> [Given task]
Which lines below hold the word "Object"? Report each one.

> [Task material]

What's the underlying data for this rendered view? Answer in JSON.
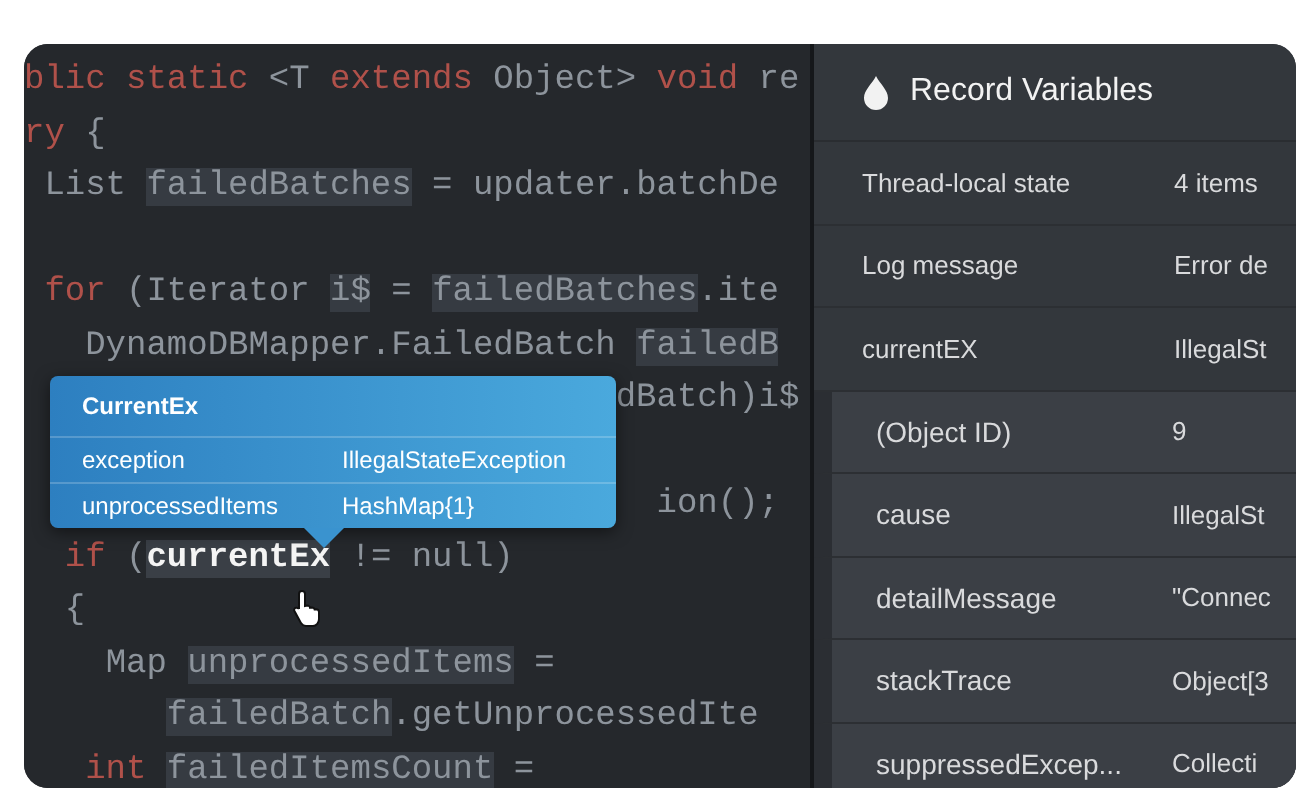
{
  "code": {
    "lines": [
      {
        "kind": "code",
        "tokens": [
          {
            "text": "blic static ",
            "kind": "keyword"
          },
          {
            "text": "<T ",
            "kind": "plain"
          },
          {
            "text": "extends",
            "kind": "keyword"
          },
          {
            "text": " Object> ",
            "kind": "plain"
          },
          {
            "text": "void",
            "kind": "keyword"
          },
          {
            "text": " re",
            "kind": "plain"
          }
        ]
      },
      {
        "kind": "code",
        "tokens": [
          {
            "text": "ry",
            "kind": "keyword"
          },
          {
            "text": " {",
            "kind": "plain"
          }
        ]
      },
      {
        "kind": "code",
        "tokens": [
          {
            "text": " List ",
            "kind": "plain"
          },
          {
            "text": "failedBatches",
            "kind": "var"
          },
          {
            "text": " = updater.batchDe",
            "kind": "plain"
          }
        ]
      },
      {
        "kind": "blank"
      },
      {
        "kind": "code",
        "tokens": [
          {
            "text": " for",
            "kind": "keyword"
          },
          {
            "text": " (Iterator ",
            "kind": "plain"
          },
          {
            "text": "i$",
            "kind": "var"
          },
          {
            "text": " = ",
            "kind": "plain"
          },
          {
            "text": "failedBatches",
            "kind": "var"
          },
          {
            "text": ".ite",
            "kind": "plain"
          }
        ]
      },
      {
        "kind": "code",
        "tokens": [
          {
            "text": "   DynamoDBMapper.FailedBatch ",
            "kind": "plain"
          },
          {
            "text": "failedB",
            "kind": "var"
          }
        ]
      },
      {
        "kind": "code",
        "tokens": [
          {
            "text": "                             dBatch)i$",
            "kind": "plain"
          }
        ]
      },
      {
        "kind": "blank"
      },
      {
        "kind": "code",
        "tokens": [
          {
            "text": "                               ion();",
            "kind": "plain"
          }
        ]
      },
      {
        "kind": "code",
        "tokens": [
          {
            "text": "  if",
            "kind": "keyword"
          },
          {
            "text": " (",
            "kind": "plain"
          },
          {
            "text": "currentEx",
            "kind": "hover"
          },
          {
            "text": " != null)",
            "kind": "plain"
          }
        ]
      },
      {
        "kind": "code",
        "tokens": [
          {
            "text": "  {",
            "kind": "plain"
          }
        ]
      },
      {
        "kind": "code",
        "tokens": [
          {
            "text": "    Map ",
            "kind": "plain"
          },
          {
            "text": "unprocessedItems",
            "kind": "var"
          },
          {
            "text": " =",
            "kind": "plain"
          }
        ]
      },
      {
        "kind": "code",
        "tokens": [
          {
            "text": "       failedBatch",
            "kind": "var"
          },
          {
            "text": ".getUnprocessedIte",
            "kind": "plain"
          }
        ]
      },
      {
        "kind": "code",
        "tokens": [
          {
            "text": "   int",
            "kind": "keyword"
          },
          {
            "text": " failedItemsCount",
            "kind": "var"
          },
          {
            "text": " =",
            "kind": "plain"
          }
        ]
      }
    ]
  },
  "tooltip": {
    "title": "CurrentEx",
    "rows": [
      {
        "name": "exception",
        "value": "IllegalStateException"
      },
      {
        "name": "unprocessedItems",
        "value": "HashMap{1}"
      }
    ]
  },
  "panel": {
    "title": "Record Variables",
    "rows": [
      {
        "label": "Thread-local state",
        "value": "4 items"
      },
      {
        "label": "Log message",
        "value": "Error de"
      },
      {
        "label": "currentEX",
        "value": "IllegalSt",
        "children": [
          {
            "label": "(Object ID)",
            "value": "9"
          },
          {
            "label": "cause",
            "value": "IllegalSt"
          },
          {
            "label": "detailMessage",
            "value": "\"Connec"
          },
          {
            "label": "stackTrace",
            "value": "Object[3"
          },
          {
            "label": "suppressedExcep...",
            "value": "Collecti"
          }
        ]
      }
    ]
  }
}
--
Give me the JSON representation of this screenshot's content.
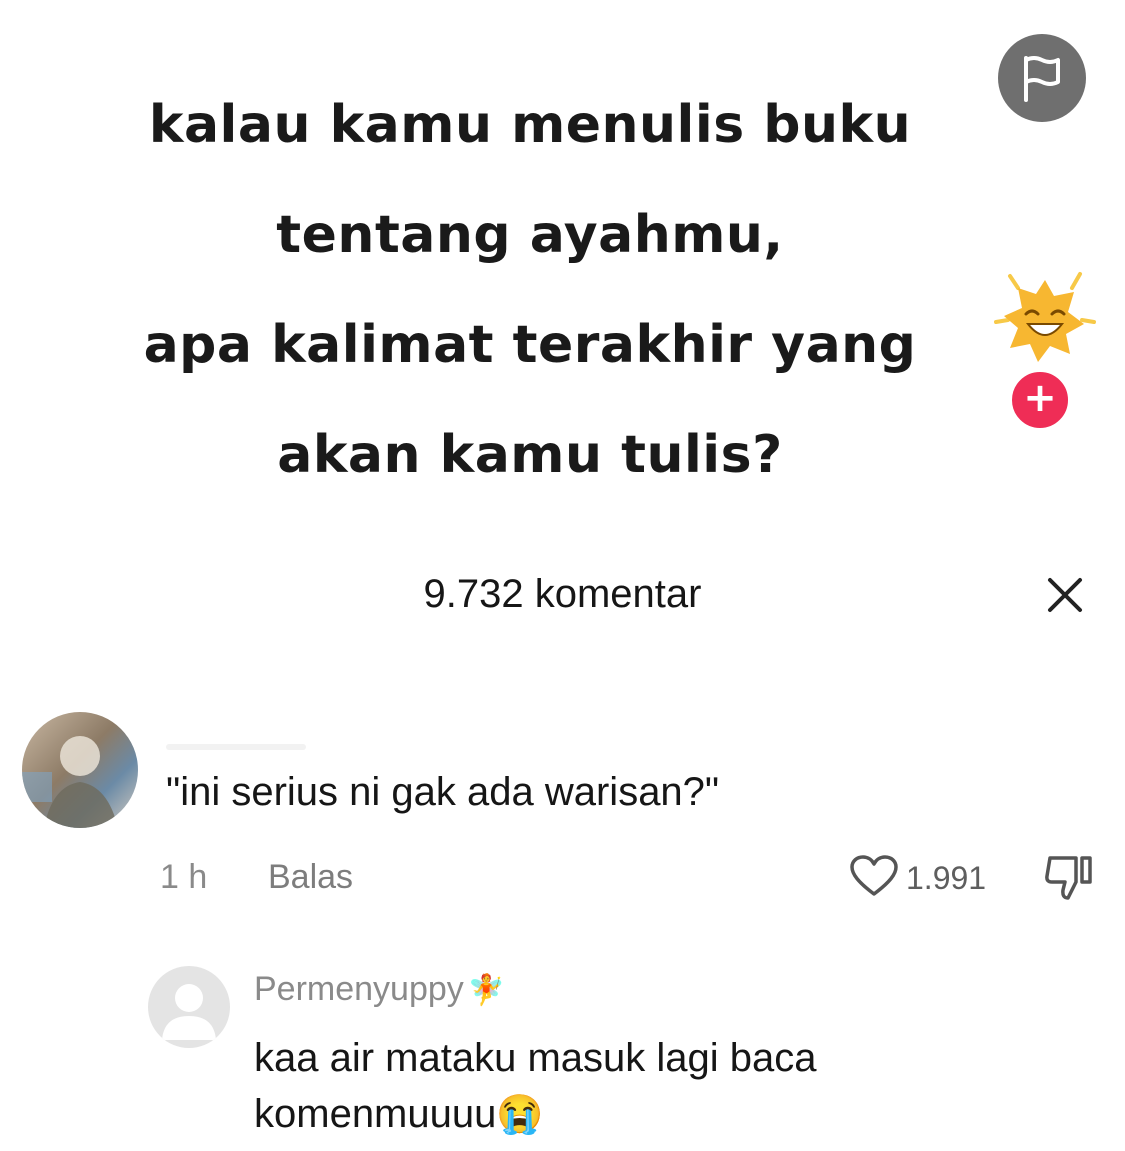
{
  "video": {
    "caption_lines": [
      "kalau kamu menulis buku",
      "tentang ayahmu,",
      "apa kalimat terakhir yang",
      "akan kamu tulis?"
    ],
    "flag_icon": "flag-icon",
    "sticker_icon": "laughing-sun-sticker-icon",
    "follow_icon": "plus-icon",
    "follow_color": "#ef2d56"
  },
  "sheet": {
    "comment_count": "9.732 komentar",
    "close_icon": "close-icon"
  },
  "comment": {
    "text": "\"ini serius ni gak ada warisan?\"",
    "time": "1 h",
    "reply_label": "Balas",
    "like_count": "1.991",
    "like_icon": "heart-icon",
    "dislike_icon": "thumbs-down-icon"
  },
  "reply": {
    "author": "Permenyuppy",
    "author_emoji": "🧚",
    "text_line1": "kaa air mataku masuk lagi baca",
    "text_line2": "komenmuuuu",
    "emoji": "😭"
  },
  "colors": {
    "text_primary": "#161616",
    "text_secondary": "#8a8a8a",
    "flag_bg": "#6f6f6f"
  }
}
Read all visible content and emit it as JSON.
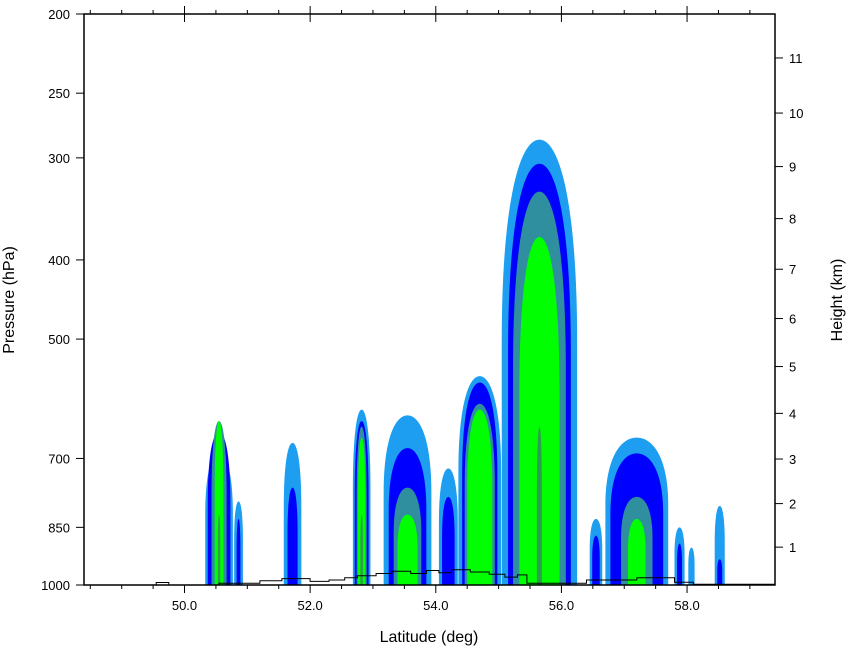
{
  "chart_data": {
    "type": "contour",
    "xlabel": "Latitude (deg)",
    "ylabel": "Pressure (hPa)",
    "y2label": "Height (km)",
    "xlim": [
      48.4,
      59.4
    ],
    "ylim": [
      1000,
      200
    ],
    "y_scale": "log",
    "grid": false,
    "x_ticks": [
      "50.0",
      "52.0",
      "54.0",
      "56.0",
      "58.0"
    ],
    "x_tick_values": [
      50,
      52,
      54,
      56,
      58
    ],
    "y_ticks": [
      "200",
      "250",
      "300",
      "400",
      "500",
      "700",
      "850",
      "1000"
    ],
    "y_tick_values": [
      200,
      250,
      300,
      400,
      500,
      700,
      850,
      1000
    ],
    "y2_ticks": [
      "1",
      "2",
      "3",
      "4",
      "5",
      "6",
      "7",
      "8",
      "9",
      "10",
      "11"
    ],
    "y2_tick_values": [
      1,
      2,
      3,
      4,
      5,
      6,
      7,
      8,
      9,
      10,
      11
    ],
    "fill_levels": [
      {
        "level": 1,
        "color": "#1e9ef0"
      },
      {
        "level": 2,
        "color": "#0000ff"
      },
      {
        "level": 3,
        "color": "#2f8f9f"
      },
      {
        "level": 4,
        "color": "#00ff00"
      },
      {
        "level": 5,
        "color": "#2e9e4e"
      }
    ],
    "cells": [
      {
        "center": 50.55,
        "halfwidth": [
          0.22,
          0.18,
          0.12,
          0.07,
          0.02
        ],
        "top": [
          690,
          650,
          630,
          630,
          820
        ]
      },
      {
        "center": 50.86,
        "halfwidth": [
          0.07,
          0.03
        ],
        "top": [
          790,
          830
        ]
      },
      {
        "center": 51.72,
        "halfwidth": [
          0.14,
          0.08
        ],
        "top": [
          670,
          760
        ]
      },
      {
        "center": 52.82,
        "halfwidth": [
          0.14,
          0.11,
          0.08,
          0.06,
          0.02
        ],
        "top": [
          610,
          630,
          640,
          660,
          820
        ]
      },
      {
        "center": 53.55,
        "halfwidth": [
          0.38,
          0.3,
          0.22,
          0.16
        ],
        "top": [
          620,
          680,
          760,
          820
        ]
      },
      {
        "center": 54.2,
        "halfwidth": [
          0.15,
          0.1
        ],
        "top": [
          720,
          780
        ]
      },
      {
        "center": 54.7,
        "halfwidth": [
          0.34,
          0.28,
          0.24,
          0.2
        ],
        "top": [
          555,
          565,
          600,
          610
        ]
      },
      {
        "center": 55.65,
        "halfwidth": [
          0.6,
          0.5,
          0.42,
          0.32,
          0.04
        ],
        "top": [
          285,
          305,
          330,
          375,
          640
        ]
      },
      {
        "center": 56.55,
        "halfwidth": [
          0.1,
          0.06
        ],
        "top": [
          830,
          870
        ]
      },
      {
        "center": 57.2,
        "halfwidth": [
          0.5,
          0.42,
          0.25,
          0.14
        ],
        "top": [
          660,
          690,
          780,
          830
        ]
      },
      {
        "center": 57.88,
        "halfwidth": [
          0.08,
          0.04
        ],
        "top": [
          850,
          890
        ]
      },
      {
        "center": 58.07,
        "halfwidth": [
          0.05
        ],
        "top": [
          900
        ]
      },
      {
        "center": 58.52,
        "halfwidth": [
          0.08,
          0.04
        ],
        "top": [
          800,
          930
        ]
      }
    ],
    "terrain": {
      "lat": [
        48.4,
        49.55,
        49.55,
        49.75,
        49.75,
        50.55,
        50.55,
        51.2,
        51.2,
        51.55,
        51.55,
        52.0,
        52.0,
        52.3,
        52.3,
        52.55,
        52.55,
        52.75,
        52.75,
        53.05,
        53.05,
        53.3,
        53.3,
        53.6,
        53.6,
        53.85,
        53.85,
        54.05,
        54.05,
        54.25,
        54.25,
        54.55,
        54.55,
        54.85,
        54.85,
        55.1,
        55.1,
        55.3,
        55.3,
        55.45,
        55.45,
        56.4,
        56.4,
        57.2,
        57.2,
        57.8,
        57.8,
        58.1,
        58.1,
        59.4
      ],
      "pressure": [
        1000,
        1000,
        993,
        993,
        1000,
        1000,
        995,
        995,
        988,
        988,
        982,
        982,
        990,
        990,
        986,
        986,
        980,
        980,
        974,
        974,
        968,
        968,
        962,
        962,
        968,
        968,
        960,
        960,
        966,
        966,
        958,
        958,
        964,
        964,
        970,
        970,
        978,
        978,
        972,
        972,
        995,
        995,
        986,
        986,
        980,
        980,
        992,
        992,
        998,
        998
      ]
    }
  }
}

> [Task output]
            "text": " Object> ",
            "label": "(Object ID)",
            "value": "Object[3"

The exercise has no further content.